▶ [STATED EXERCISE]
Return each entry exactly, omitting nothing.

- - -

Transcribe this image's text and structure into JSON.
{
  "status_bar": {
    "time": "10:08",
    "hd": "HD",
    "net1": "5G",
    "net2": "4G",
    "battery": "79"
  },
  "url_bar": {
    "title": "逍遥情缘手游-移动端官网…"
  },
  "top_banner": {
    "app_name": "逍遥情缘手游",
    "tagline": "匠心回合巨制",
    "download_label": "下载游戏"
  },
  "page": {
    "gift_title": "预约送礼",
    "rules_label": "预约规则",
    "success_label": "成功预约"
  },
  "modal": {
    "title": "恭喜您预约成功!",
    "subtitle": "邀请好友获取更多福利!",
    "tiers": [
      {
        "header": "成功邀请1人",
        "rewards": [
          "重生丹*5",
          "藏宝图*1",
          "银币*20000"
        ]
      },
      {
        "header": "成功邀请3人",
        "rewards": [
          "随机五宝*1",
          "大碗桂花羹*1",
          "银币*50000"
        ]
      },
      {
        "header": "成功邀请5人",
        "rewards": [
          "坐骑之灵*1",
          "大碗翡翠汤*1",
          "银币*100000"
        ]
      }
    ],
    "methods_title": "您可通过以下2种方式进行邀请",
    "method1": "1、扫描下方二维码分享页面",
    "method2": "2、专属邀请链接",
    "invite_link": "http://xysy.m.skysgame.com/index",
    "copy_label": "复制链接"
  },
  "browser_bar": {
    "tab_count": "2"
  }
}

- - -

▶ [CORRECT OUTPUT]
Transcribe this image's text and structure into JSON.
{
  "status_bar": {
    "time": "10:08",
    "hd": "HD",
    "net1": "5G",
    "net2": "4G",
    "battery": "79"
  },
  "url_bar": {
    "title": "逍遥情缘手游-移动端官网…"
  },
  "top_banner": {
    "app_name": "逍遥情缘手游",
    "tagline": "匠心回合巨制",
    "download_label": "下载游戏"
  },
  "page": {
    "gift_title": "预约送礼",
    "rules_label": "预约规则",
    "success_label": "成功预约"
  },
  "modal": {
    "title": "恭喜您预约成功!",
    "subtitle": "邀请好友获取更多福利!",
    "tiers": [
      {
        "header": "成功邀请1人",
        "rewards": [
          "重生丹*5",
          "藏宝图*1",
          "银币*20000"
        ]
      },
      {
        "header": "成功邀请3人",
        "rewards": [
          "随机五宝*1",
          "大碗桂花羹*1",
          "银币*50000"
        ]
      },
      {
        "header": "成功邀请5人",
        "rewards": [
          "坐骑之灵*1",
          "大碗翡翠汤*1",
          "银币*100000"
        ]
      }
    ],
    "methods_title": "您可通过以下2种方式进行邀请",
    "method1": "1、扫描下方二维码分享页面",
    "method2": "2、专属邀请链接",
    "invite_link": "http://xysy.m.skysgame.com/index",
    "copy_label": "复制链接"
  },
  "browser_bar": {
    "tab_count": "2"
  }
}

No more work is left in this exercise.